Instruction -
Repeat every line exactly, keeping the pictures out of the copy.

Figure record extracts:
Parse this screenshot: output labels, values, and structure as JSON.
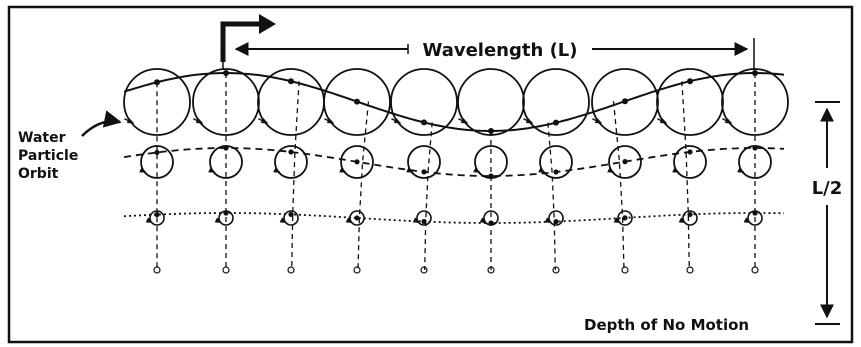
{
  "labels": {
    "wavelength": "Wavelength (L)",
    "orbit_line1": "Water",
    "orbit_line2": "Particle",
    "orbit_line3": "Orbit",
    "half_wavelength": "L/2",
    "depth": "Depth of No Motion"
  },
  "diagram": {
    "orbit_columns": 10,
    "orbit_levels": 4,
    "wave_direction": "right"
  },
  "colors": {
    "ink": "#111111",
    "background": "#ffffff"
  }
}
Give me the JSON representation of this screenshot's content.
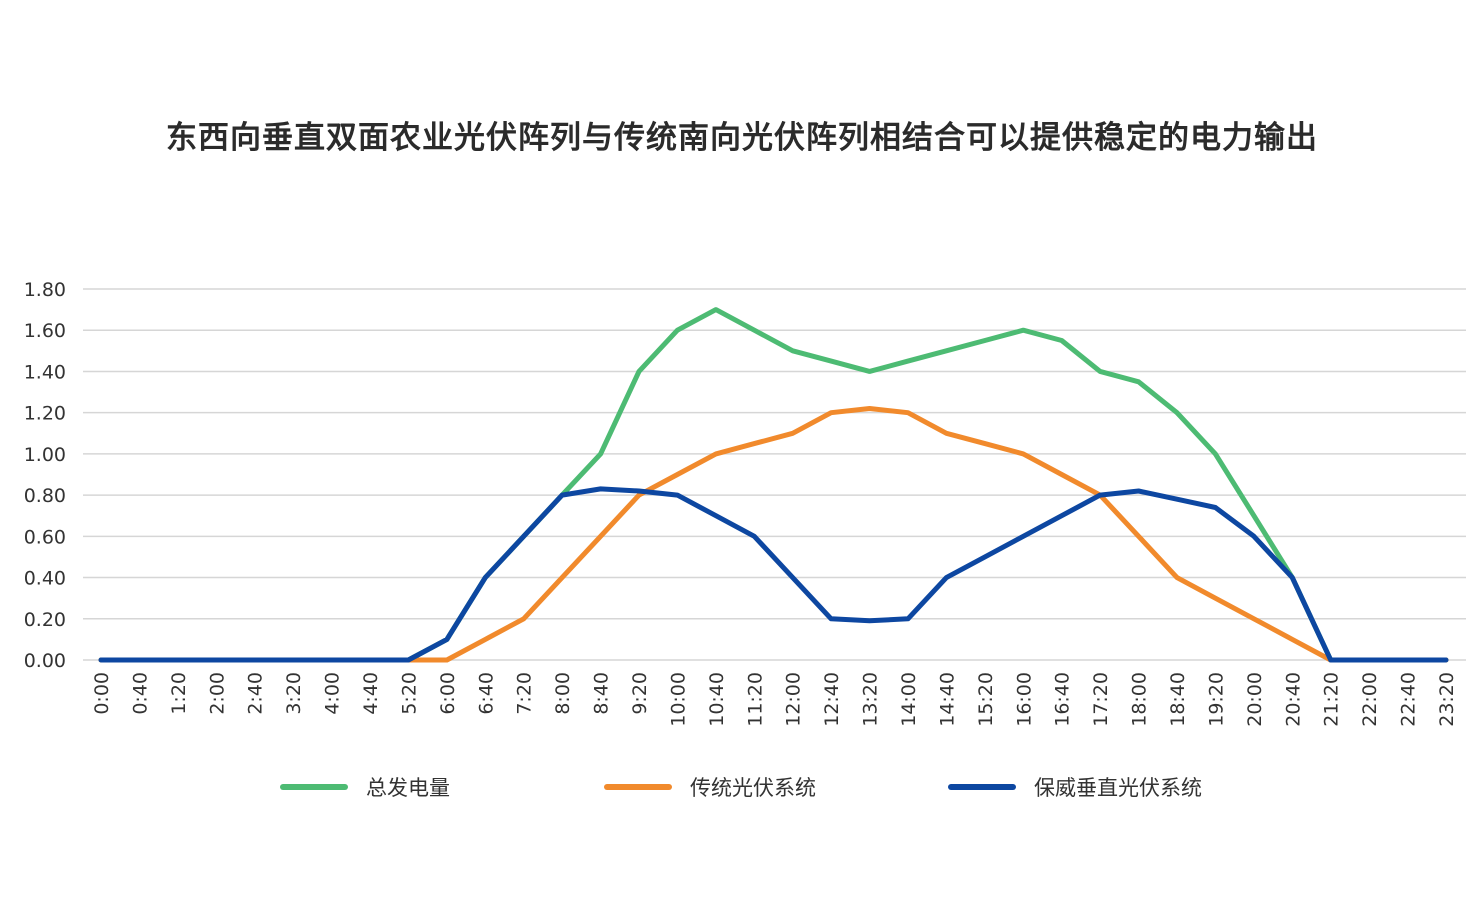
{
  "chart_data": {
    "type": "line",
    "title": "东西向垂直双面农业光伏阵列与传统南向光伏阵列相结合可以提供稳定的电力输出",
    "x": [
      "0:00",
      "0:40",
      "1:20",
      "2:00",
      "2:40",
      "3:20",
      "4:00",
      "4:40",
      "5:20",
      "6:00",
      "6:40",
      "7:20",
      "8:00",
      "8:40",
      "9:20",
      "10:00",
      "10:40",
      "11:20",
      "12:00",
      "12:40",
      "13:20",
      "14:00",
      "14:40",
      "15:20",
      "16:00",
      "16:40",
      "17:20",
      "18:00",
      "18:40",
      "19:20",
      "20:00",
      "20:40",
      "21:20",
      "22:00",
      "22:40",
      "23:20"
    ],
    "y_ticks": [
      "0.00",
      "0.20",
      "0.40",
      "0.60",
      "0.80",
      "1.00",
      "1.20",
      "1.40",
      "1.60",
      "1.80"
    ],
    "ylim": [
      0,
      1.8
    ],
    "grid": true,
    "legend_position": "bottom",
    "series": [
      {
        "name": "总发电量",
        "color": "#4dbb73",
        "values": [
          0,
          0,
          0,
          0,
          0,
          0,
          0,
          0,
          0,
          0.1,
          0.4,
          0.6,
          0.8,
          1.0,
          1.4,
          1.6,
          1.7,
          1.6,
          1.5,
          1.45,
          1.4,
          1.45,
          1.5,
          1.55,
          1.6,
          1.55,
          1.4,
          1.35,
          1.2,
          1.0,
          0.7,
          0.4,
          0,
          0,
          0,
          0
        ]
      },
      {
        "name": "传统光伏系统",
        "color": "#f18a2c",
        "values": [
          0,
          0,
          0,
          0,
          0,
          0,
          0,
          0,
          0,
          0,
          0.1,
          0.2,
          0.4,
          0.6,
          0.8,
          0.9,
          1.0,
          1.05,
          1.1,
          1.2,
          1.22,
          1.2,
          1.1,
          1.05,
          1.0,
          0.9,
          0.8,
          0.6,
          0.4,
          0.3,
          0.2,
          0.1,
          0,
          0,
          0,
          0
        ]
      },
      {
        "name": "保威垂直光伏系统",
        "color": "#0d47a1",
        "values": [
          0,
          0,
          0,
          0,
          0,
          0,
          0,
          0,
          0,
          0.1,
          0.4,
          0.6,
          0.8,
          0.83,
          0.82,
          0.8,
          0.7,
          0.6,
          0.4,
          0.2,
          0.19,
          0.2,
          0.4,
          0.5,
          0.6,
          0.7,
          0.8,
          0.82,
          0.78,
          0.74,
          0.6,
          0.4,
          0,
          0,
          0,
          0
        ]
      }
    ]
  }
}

Solution for this exercise -
Parse this screenshot: output labels, values, and structure as JSON.
{
  "labels": {
    "wavelength": "Wavelength (L)",
    "orbit_line1": "Water",
    "orbit_line2": "Particle",
    "orbit_line3": "Orbit",
    "half_wavelength": "L/2",
    "depth": "Depth of No Motion"
  },
  "diagram": {
    "orbit_columns": 10,
    "orbit_levels": 4,
    "wave_direction": "right"
  },
  "colors": {
    "ink": "#111111",
    "background": "#ffffff"
  }
}
Give me the JSON representation of this screenshot's content.
{
  "chart_data": {
    "type": "line",
    "title": "东西向垂直双面农业光伏阵列与传统南向光伏阵列相结合可以提供稳定的电力输出",
    "x": [
      "0:00",
      "0:40",
      "1:20",
      "2:00",
      "2:40",
      "3:20",
      "4:00",
      "4:40",
      "5:20",
      "6:00",
      "6:40",
      "7:20",
      "8:00",
      "8:40",
      "9:20",
      "10:00",
      "10:40",
      "11:20",
      "12:00",
      "12:40",
      "13:20",
      "14:00",
      "14:40",
      "15:20",
      "16:00",
      "16:40",
      "17:20",
      "18:00",
      "18:40",
      "19:20",
      "20:00",
      "20:40",
      "21:20",
      "22:00",
      "22:40",
      "23:20"
    ],
    "y_ticks": [
      "0.00",
      "0.20",
      "0.40",
      "0.60",
      "0.80",
      "1.00",
      "1.20",
      "1.40",
      "1.60",
      "1.80"
    ],
    "ylim": [
      0,
      1.8
    ],
    "grid": true,
    "legend_position": "bottom",
    "series": [
      {
        "name": "总发电量",
        "color": "#4dbb73",
        "values": [
          0,
          0,
          0,
          0,
          0,
          0,
          0,
          0,
          0,
          0.1,
          0.4,
          0.6,
          0.8,
          1.0,
          1.4,
          1.6,
          1.7,
          1.6,
          1.5,
          1.45,
          1.4,
          1.45,
          1.5,
          1.55,
          1.6,
          1.55,
          1.4,
          1.35,
          1.2,
          1.0,
          0.7,
          0.4,
          0,
          0,
          0,
          0
        ]
      },
      {
        "name": "传统光伏系统",
        "color": "#f18a2c",
        "values": [
          0,
          0,
          0,
          0,
          0,
          0,
          0,
          0,
          0,
          0,
          0.1,
          0.2,
          0.4,
          0.6,
          0.8,
          0.9,
          1.0,
          1.05,
          1.1,
          1.2,
          1.22,
          1.2,
          1.1,
          1.05,
          1.0,
          0.9,
          0.8,
          0.6,
          0.4,
          0.3,
          0.2,
          0.1,
          0,
          0,
          0,
          0
        ]
      },
      {
        "name": "保威垂直光伏系统",
        "color": "#0d47a1",
        "values": [
          0,
          0,
          0,
          0,
          0,
          0,
          0,
          0,
          0,
          0.1,
          0.4,
          0.6,
          0.8,
          0.83,
          0.82,
          0.8,
          0.7,
          0.6,
          0.4,
          0.2,
          0.19,
          0.2,
          0.4,
          0.5,
          0.6,
          0.7,
          0.8,
          0.82,
          0.78,
          0.74,
          0.6,
          0.4,
          0,
          0,
          0,
          0
        ]
      }
    ]
  }
}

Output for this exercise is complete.